● **INSTRUCTIONS FOR THE TASK**
Using the listing below, report all lines holding the word "визирования".

● **Dataset entries**
——

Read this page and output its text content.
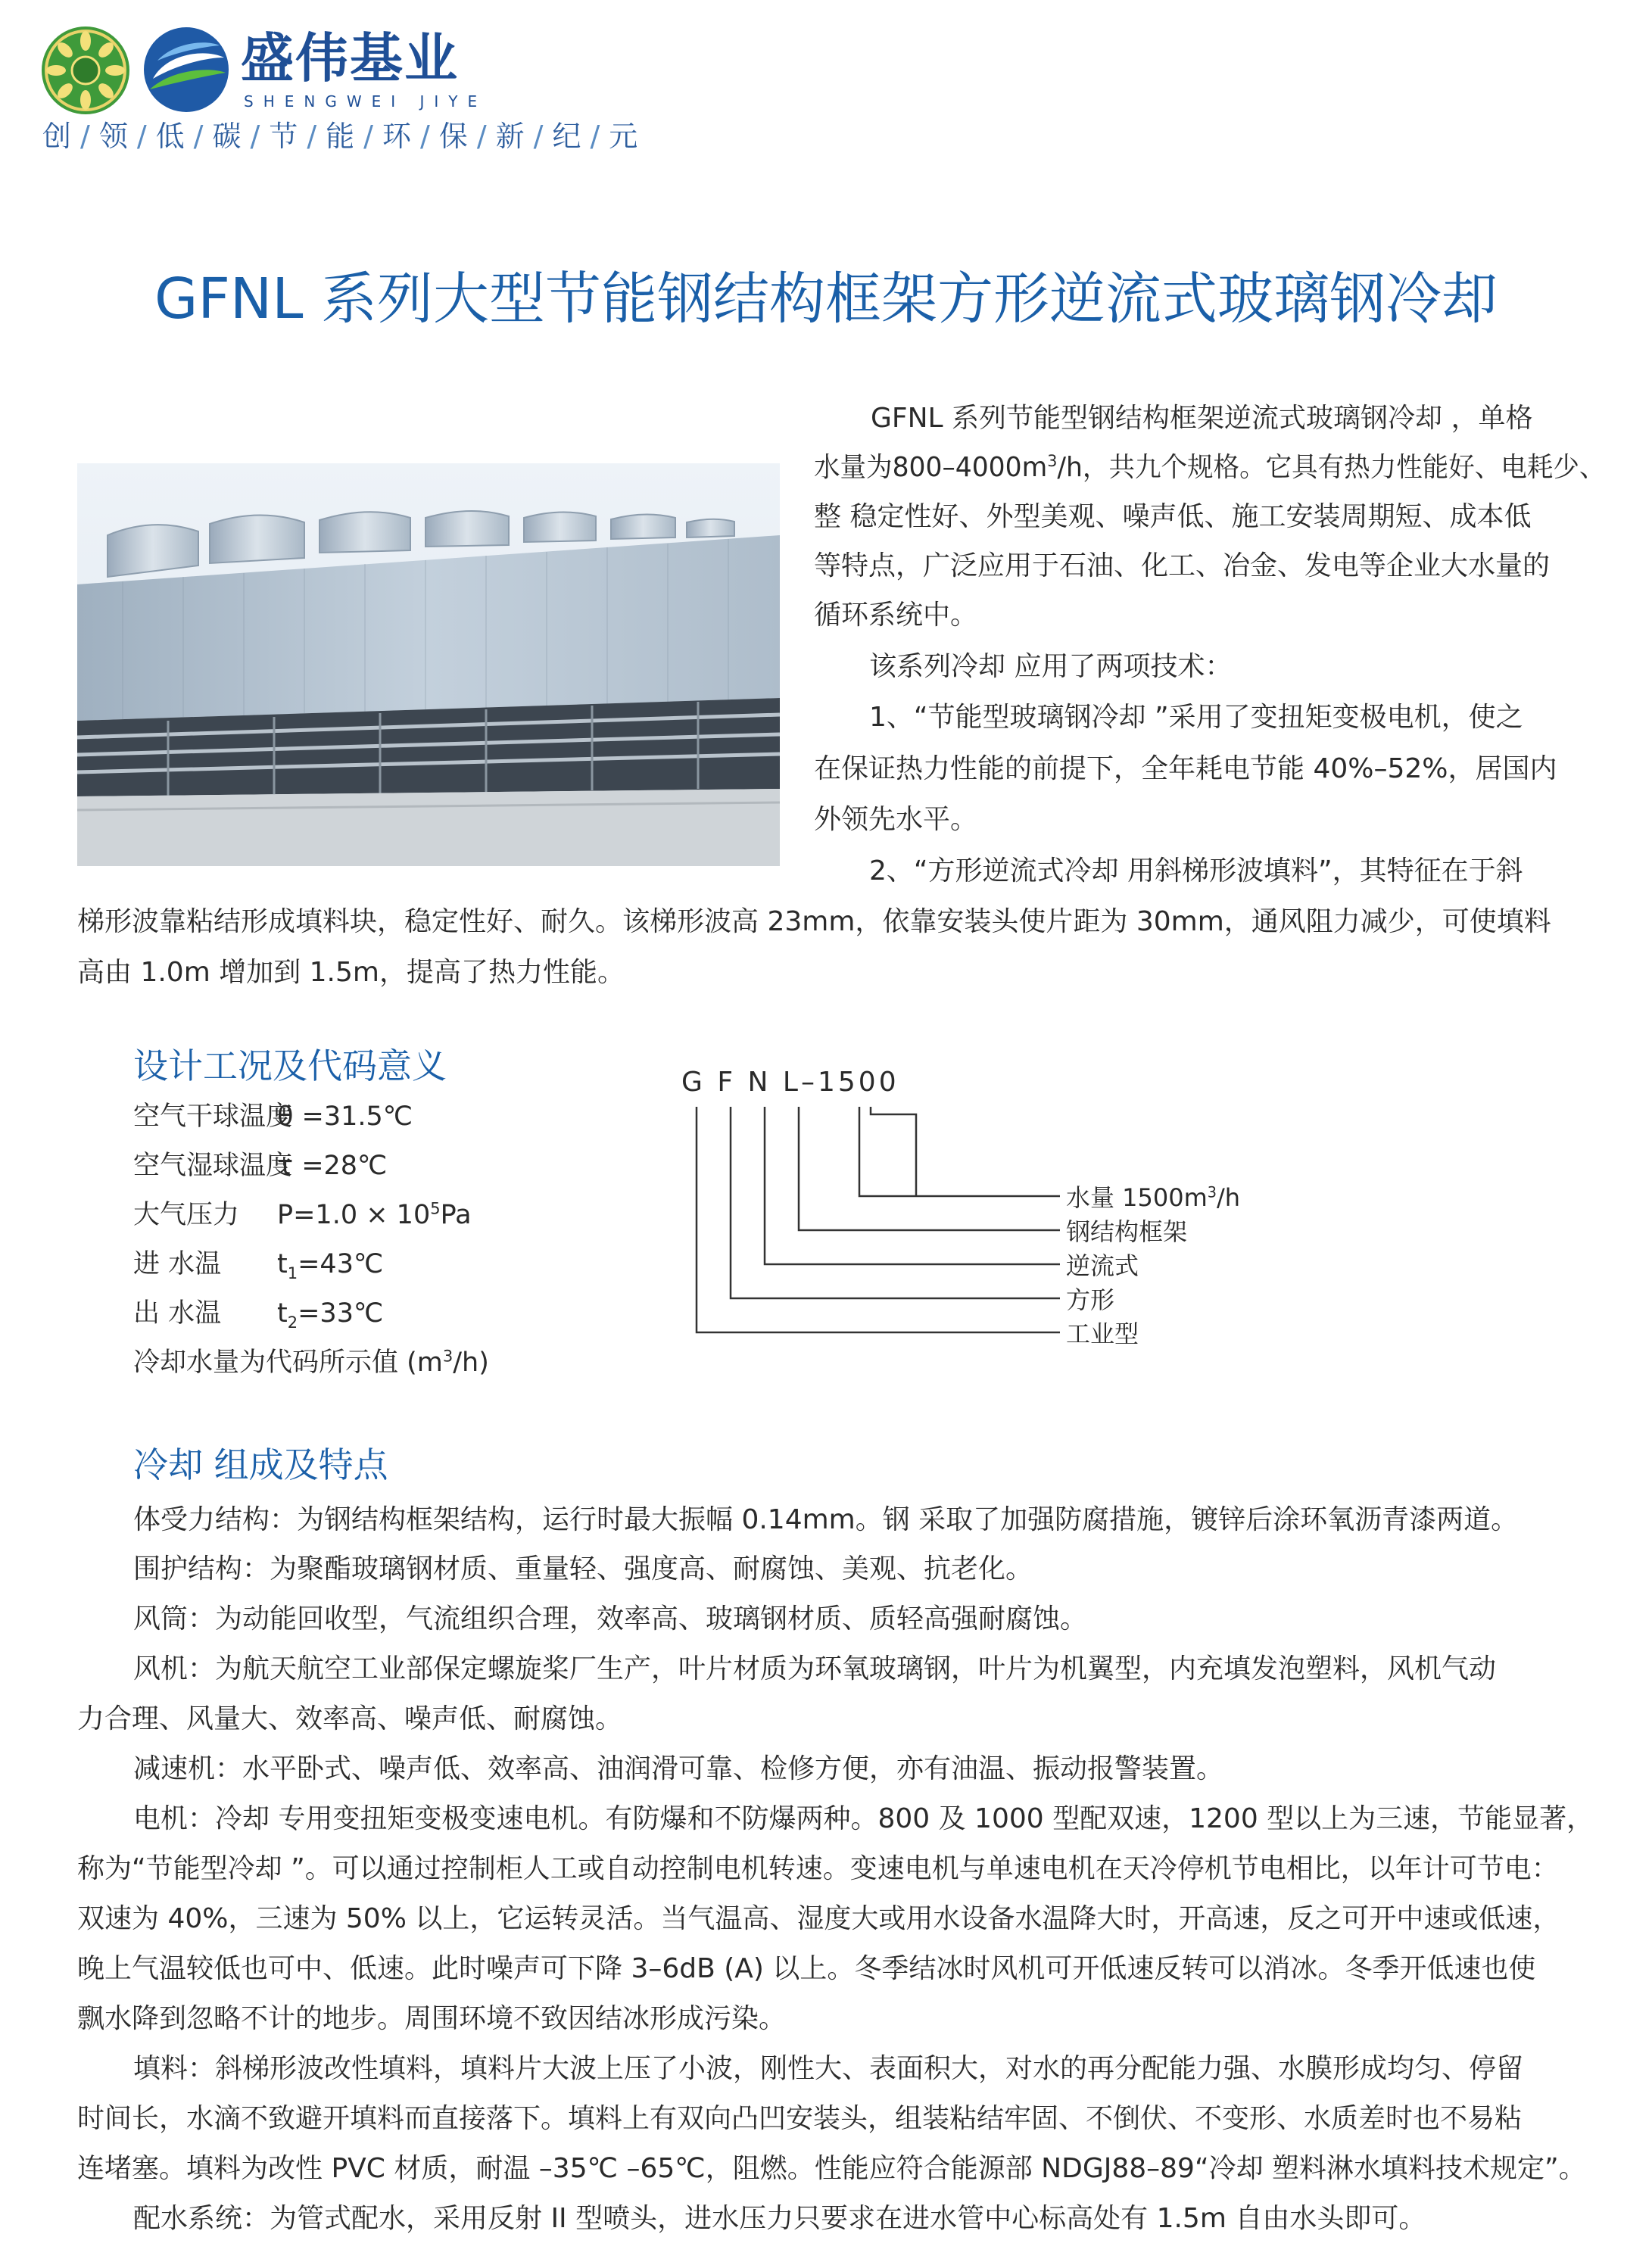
盛伟基业
SHENGWEI JIYE
创 / 领 / 低 / 碳 / 节 / 能 / 环 / 保 / 新 / 纪 / 元
GFNL 系列大型节能钢结构框架方形逆流式玻璃钢冷却
GFNL 系列节能型钢结构框架逆流式玻璃钢冷却 ，单格
水量为$800-4000m^3/h$，共九个规格。它具有热力性能好、电耗少、
整 稳定性好、外型美观、噪声低、施工安装周期短、成本低
等特点，广泛应用于石油、化工、冶金、发电等企业大水量的
循环系统中。
该系列冷却 应用了两项技术：
1、“节能型玻璃钢冷却 ”采用了变扭矩变极电机，使之
在保证热力性能的前提下，全年耗电节能 40%–52%，居国内
外领先水平。
2、“方形逆流式冷却 用斜梯形波填料”，其特征在于斜
梯形波靠粘结形成填料块，稳定性好、耐久。该梯形波高 23mm，依靠安装头使片距为 30mm，通风阻力减少，可使填料
高由 1.0m 增加到 1.5m，提高了热力性能。
设计工况及代码意义
空气干球温度
θ =31.5℃
空气湿球温度
τ =28℃
大气压力 $P=1.0 \times 10^5Pa$
进 水温 $t_1=43℃$
出 水温 $t_2=33℃$
冷却水量为代码所示值 $(m^3/h)$
G F N L–1500
水量 $1500m^3/h$
钢结构框架
逆流式
方形
工业型
冷却 组成及特点
体受力结构：为钢结构框架结构，运行时最大振幅 0.14mm。钢 采取了加强防腐措施，镀锌后涂环氧沥青漆两道。
围护结构：为聚酯玻璃钢材质、重量轻、强度高、耐腐蚀、美观、抗老化。
风筒：为动能回收型，气流组织合理，效率高、玻璃钢材质、质轻高强耐腐蚀。
风机：为航天航空工业部保定螺旋桨厂生产，叶片材质为环氧玻璃钢，叶片为机翼型，内充填发泡塑料，风机气动
力合理、风量大、效率高、噪声低、耐腐蚀。
减速机：水平卧式、噪声低、效率高、油润滑可靠、检修方便，亦有油温、振动报警装置。
电机：冷却 专用变扭矩变极变速电机。有防爆和不防爆两种。800 及 1000 型配双速，1200 型以上为三速，节能显著，
称为“节能型冷却 ”。可以通过控制柜人工或自动控制电机转速。变速电机与单速电机在天冷停机节电相比，以年计可节电：
双速为 40%，三速为 50% 以上，它运转灵活。当气温高、湿度大或用水设备水温降大时，开高速，反之可开中速或低速，
晚上气温较低也可中、低速。此时噪声可下降 3–6dB (A) 以上。冬季结冰时风机可开低速反转可以消冰。冬季开低速也使
飘水降到忽略不计的地步。周围环境不致因结冰形成污染。
填料：斜梯形波改性填料，填料片大波上压了小波，刚性大、表面积大，对水的再分配能力强、水膜形成均匀、停留
时间长，水滴不致避开填料而直接落下。填料上有双向凸凹安装头，组装粘结牢固、不倒伏、不变形、水质差时也不易粘
连堵塞。填料为改性 PVC 材质，耐温 –35℃ –65℃，阻燃。性能应符合能源部 NDGJ88–89“冷却 塑料淋水填料技术规定”。
配水系统：为管式配水，采用反射 II 型喷头，进水压力只要求在进水管中心标高处有 1.5m 自由水头即可。
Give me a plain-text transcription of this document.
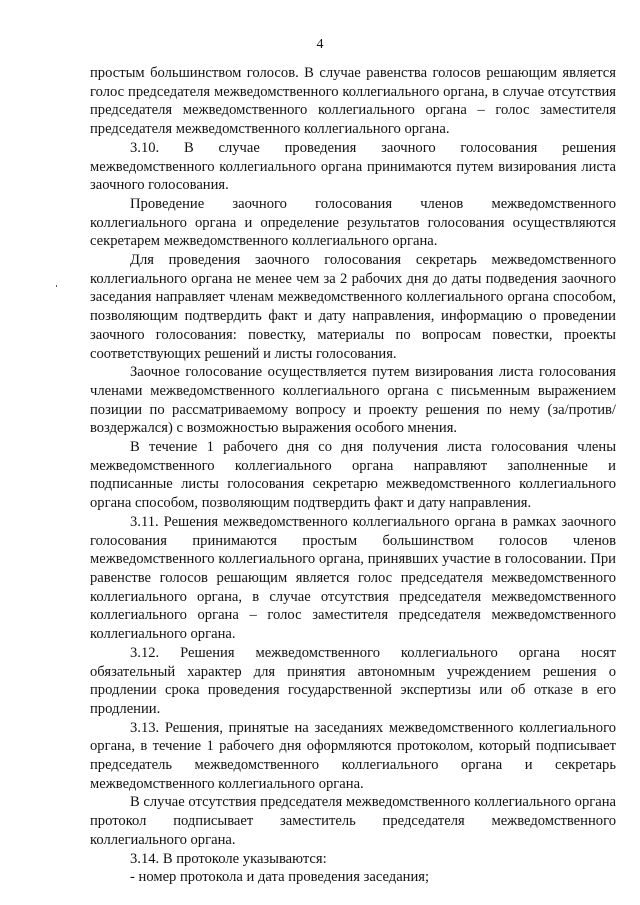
4

простым большинством голосов. В случае равенства голосов решающим является голос председателя межведомственного коллегиального органа, в случае отсутствия председателя межведомственного коллегиального органа – голос заместителя председателя межведомственного коллегиального органа.

3.10. В случае проведения заочного голосования решения межведомственного коллегиального органа принимаются путем визирования листа заочного голосования.

Проведение заочного голосования членов межведомственного коллегиального органа и определение результатов голосования осуществляются секретарем межведомственного коллегиального органа.

Для проведения заочного голосования секретарь межведомственного коллегиального органа не менее чем за 2 рабочих дня до даты подведения заочного заседания направляет членам межведомственного коллегиального органа способом, позволяющим подтвердить факт и дату направления, информацию о проведении заочного голосования: повестку, материалы по вопросам повестки, проекты соответствующих решений и листы голосования.

Заочное голосование осуществляется путем визирования листа голосования членами межведомственного коллегиального органа с письменным выражением позиции по рассматриваемому вопросу и проекту решения по нему (за/против/воздержался) с возможностью выражения особого мнения.

В течение 1 рабочего дня со дня получения листа голосования члены межведомственного коллегиального органа направляют заполненные и подписанные листы голосования секретарю межведомственного коллегиального органа способом, позволяющим подтвердить факт и дату направления.

3.11. Решения межведомственного коллегиального органа в рамках заочного голосования принимаются простым большинством голосов членов межведомственного коллегиального органа, принявших участие в голосовании. При равенстве голосов решающим является голос председателя межведомственного коллегиального органа, в случае отсутствия председателя межведомственного коллегиального органа – голос заместителя председателя межведомственного коллегиального органа.

3.12. Решения межведомственного коллегиального органа носят обязательный характер для принятия автономным учреждением решения о продлении срока проведения государственной экспертизы или об отказе в его продлении.

3.13. Решения, принятые на заседаниях межведомственного коллегиального органа, в течение 1 рабочего дня оформляются протоколом, который подписывает председатель межведомственного коллегиального органа и секретарь межведомственного коллегиального органа.

В случае отсутствия председателя межведомственного коллегиального органа протокол подписывает заместитель председателя межведомственного коллегиального органа.

3.14. В протоколе указываются:

- номер протокола и дата проведения заседания;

——

● **WRITTEN RESPONSE**
3.10. В случае проведения заочного голосования решения межведомственного коллегиального органа принимаются путем визирования листа заочного голосования.
Заочное голосование осуществляется путем визирования листа голосования членами межведомственного коллегиального органа с письменным выражением позиции по рассматриваемому вопросу и проекту решения по нему (за/против/воздержался) с возможностью выражения особого мнения.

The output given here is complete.